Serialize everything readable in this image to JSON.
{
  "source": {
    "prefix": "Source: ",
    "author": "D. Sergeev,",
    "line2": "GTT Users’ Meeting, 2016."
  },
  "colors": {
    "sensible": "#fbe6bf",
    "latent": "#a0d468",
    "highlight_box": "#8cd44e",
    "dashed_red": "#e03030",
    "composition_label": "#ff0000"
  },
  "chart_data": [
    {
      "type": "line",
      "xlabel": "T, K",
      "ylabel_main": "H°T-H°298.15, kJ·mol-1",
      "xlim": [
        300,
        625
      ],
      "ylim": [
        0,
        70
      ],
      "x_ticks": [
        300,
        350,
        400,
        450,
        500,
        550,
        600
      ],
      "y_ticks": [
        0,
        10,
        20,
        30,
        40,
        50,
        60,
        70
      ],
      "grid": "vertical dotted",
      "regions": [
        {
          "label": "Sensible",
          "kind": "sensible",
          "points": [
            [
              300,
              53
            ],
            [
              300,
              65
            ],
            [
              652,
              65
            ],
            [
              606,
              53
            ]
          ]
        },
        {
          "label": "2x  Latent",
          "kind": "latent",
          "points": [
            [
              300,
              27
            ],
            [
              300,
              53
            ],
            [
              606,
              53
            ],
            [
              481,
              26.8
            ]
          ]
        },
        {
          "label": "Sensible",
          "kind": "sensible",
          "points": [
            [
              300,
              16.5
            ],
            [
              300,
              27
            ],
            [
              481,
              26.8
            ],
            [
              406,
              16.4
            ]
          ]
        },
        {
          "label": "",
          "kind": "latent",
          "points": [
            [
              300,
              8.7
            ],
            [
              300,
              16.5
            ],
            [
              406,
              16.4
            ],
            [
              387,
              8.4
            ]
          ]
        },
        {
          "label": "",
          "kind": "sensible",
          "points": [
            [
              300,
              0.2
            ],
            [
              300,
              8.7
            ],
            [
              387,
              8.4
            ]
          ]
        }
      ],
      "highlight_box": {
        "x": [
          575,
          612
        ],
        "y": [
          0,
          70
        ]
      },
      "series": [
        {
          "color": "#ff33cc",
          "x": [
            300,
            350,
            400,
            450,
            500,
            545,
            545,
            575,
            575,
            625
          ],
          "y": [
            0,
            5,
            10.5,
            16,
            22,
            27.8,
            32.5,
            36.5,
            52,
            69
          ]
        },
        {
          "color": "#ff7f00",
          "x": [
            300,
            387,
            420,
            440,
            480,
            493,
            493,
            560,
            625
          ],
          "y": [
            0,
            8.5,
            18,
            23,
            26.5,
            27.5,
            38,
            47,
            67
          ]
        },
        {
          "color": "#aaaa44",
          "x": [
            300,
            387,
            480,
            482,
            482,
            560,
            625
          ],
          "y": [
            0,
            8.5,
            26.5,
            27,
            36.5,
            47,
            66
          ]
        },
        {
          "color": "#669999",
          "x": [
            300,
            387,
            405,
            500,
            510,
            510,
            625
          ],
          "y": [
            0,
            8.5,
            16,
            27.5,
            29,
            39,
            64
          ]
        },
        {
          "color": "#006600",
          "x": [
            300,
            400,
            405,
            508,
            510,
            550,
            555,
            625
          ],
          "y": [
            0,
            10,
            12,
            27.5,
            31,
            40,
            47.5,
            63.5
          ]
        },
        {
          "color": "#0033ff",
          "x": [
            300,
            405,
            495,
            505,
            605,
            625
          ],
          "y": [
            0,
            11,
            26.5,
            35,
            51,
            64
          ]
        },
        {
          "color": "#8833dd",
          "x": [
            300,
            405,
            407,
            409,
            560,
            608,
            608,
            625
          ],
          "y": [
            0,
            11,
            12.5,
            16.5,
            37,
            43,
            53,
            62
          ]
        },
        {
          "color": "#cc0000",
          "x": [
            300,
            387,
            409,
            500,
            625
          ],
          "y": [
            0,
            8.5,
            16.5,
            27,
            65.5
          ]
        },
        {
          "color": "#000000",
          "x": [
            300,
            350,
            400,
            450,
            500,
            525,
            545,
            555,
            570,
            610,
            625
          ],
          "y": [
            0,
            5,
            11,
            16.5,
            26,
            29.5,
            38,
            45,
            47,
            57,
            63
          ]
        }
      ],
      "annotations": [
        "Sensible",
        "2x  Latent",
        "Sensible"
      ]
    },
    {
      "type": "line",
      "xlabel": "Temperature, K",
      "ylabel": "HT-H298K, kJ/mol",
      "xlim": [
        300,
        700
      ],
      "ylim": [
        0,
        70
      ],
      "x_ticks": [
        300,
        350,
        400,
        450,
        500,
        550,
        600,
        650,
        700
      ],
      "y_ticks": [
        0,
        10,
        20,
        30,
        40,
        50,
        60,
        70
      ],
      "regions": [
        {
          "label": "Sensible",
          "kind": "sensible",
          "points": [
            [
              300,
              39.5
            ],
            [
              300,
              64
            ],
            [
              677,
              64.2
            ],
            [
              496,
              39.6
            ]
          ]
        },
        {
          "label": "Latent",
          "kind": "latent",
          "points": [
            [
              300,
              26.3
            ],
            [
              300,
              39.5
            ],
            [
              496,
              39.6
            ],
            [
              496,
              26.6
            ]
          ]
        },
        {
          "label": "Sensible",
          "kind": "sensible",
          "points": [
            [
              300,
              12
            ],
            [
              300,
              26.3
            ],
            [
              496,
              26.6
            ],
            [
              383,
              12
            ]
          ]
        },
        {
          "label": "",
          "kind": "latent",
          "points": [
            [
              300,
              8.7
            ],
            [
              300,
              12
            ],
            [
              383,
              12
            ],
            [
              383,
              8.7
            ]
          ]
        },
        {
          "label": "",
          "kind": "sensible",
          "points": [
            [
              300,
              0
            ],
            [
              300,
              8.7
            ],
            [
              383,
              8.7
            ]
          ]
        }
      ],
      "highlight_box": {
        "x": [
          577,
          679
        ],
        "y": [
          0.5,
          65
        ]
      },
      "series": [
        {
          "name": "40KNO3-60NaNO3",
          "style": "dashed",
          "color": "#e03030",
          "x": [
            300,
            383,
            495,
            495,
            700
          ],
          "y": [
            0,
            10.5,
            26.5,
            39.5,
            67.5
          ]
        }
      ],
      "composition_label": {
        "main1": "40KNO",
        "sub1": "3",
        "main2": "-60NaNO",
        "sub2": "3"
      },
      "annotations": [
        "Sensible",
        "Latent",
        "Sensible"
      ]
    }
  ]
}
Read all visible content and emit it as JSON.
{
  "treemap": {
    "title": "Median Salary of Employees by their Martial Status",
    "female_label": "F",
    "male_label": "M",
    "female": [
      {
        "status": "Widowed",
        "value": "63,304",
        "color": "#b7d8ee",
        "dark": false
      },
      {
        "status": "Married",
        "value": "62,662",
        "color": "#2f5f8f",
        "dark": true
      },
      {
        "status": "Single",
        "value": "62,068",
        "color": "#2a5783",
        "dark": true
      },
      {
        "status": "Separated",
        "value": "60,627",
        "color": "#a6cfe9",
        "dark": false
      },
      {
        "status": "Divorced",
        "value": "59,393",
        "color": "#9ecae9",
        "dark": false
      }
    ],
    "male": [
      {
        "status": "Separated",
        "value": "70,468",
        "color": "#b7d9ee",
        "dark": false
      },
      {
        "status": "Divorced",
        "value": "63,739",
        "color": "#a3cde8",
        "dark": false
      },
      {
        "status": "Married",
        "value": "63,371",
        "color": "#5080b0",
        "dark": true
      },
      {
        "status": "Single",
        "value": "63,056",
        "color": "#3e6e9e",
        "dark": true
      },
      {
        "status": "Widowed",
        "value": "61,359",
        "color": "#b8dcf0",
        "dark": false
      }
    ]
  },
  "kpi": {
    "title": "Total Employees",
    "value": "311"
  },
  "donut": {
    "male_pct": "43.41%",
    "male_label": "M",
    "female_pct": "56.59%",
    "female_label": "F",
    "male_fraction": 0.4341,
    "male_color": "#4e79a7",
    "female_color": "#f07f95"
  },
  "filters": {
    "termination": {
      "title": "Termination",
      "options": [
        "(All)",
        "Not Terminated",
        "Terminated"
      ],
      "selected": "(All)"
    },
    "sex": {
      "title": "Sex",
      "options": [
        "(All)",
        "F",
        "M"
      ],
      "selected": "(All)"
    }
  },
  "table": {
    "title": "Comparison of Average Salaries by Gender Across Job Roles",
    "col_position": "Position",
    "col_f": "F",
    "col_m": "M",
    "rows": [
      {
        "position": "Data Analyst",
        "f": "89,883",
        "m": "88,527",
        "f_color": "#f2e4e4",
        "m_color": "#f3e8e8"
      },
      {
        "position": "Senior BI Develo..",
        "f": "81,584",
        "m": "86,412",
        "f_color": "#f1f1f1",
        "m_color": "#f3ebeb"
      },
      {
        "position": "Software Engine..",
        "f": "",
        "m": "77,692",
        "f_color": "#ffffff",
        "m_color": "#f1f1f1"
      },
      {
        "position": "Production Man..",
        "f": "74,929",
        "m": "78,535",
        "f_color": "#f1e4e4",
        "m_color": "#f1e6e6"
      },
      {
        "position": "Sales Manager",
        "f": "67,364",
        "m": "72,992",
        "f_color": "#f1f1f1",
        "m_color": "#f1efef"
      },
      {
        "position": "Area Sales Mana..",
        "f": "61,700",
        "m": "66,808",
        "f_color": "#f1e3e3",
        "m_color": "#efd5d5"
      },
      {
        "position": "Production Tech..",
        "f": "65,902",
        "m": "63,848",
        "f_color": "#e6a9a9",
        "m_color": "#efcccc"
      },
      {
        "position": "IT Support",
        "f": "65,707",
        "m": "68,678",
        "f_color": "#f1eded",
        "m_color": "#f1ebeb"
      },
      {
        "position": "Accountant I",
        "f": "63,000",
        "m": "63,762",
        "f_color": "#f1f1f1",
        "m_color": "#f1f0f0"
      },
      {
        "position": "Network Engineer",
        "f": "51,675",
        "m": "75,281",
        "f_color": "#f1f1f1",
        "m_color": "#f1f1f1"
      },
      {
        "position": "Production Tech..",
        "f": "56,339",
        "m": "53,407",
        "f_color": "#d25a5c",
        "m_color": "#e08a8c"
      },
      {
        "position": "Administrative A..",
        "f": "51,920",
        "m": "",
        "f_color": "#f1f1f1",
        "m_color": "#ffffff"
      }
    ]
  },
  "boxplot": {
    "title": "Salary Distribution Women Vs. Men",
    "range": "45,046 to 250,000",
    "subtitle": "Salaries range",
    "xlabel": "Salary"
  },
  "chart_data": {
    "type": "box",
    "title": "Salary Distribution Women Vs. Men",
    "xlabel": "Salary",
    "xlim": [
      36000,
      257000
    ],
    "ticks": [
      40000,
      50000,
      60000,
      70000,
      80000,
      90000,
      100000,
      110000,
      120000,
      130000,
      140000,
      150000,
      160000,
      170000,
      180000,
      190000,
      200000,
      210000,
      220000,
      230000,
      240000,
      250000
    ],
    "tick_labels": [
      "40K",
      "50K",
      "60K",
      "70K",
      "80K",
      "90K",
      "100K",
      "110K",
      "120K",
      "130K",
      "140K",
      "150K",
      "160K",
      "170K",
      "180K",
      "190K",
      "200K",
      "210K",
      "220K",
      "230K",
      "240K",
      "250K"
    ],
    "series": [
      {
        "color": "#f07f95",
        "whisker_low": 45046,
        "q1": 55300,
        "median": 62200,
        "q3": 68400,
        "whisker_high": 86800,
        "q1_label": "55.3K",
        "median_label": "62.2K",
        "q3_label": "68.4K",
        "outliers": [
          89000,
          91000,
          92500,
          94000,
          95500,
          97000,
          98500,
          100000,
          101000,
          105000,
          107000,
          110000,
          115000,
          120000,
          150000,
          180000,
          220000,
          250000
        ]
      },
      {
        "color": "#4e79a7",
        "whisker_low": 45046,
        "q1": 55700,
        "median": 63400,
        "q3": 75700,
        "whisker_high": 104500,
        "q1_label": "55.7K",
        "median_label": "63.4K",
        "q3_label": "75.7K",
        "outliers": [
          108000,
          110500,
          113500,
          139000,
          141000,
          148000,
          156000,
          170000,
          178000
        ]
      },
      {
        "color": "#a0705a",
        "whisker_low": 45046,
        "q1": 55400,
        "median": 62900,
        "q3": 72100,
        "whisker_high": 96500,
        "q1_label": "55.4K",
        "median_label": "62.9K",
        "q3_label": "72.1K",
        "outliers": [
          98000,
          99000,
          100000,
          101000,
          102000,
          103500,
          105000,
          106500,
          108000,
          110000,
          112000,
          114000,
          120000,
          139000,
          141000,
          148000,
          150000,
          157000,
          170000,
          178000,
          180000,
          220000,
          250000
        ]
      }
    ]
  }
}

# PROBLEM DETAILS
Write down only the number of lines that contain the string "Sales" in the listing.

# WRITTEN ANSWER
2